— DATA SECTION —
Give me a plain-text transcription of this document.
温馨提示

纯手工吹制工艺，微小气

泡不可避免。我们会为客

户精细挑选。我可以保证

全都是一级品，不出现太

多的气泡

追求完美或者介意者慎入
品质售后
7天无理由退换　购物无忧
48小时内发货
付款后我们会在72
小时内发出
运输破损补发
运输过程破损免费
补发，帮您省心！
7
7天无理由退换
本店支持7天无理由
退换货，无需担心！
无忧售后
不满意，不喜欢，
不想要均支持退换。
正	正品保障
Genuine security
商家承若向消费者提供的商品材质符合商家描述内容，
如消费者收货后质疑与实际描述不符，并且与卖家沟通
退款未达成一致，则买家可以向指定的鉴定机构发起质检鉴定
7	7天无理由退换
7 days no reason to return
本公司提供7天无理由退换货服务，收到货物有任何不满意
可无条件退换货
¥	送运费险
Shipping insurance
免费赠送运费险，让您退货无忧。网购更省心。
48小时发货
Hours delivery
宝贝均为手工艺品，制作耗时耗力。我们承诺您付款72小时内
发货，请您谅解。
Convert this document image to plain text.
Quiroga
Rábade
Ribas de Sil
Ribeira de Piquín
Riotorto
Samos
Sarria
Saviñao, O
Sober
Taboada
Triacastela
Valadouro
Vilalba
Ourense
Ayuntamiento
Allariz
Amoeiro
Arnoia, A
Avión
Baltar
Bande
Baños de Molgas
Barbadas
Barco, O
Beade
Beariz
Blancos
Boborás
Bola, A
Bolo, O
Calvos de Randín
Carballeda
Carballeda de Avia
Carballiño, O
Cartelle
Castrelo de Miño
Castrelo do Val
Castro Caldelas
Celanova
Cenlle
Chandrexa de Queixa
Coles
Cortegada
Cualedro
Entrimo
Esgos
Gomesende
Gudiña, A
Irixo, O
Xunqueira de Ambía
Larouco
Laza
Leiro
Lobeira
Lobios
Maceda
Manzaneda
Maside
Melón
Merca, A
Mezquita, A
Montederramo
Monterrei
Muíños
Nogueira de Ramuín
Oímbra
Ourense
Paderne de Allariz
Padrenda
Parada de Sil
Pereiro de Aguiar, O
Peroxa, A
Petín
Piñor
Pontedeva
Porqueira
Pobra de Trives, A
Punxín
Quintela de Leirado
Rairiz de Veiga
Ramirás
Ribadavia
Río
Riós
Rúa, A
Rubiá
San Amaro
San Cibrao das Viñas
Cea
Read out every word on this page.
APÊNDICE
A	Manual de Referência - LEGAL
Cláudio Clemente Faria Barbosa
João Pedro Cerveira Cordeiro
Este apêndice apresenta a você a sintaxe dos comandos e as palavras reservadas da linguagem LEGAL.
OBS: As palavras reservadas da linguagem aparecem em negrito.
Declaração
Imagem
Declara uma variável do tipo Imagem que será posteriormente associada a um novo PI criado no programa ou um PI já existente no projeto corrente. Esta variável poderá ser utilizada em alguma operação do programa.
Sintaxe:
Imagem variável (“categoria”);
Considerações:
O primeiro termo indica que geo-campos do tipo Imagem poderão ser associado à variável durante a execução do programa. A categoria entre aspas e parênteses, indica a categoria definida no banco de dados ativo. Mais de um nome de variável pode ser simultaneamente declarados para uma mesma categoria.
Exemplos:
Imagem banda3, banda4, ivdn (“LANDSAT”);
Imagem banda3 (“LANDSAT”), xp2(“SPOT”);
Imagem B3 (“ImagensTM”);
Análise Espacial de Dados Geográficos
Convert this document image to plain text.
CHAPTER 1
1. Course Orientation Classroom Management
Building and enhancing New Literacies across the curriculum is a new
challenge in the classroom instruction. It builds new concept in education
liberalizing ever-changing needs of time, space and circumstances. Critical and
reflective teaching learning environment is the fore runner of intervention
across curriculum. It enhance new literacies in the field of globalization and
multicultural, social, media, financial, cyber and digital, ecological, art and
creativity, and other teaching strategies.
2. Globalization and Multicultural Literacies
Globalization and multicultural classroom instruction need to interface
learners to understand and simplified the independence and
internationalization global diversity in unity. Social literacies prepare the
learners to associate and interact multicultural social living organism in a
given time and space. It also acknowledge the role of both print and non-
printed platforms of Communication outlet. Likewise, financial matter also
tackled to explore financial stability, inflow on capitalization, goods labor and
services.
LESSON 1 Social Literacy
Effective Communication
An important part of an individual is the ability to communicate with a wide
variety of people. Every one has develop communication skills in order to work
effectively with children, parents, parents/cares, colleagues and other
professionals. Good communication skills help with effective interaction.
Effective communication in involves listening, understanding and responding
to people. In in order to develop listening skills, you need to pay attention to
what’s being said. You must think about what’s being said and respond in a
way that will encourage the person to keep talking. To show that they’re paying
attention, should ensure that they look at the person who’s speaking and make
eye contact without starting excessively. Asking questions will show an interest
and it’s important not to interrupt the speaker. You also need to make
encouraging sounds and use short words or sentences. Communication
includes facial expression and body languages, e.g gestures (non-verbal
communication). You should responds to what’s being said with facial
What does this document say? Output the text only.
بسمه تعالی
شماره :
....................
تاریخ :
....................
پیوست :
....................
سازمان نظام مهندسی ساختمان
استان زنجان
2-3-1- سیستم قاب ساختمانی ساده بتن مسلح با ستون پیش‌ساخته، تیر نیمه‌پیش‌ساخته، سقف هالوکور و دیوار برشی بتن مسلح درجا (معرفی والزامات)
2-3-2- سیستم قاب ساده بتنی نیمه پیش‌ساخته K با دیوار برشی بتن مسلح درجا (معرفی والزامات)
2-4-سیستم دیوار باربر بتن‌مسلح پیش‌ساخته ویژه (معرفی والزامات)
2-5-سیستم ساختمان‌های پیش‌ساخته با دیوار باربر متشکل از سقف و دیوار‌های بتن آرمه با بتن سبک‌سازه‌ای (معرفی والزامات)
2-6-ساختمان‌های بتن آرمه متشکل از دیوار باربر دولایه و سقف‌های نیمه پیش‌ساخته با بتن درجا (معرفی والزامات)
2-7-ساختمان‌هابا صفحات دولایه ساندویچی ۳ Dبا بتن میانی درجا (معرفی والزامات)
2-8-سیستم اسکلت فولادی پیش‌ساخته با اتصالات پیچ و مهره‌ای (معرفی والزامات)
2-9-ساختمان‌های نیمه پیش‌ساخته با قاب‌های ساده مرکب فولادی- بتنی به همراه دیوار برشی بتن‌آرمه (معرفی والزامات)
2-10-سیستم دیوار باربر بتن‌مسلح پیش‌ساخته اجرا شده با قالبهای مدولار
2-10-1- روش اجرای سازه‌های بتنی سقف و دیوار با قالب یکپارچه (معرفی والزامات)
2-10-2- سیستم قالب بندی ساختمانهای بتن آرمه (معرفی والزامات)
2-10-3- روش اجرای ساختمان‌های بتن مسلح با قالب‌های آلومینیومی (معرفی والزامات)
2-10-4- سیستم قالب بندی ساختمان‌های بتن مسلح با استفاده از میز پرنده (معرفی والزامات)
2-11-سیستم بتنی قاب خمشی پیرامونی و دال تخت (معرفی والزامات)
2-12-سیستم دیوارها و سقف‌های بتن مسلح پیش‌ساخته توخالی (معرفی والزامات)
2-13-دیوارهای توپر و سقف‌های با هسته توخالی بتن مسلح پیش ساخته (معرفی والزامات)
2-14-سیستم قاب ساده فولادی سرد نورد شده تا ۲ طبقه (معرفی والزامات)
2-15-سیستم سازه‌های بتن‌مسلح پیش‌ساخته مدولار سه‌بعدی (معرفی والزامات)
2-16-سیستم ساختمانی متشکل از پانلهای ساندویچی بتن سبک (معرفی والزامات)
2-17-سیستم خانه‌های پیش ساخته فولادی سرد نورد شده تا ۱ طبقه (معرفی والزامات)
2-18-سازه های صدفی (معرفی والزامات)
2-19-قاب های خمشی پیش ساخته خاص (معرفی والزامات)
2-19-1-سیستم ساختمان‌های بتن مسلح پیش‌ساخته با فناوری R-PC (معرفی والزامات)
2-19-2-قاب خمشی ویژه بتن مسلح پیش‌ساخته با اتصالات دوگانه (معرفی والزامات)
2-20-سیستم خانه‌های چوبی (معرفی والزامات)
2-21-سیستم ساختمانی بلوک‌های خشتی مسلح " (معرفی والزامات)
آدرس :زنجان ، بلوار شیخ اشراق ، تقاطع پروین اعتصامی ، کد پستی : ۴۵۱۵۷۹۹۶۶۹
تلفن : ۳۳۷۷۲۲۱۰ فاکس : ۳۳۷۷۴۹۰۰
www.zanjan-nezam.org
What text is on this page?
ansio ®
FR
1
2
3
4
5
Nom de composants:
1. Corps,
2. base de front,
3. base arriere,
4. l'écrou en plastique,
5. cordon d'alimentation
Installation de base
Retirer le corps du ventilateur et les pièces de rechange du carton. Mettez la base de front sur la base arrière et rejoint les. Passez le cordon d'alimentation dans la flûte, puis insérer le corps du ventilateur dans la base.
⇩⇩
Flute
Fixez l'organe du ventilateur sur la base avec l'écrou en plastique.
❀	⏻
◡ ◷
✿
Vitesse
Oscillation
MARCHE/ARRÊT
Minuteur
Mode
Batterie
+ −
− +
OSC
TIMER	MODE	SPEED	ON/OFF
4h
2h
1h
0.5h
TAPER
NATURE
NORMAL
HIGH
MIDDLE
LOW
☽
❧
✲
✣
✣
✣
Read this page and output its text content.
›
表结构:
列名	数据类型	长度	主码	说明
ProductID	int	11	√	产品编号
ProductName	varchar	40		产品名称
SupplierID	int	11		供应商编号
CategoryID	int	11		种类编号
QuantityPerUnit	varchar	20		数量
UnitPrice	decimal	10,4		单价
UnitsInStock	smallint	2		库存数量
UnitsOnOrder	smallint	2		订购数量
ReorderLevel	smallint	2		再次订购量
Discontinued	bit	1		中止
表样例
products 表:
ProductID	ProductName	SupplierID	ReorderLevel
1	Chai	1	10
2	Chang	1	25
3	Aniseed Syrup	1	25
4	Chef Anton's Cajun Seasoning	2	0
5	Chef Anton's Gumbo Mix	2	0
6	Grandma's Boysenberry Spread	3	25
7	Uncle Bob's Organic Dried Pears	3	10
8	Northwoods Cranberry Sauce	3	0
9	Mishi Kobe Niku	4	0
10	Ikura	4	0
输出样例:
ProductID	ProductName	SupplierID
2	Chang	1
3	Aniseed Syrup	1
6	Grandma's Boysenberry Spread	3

— TO DO —
Only lines that contain the word "person" are wanted; copy each of them.

— RESPONSE —
way that will encourage the person to keep talking. To show that they’re paying
attention, should ensure that they look at the person who’s speaking and make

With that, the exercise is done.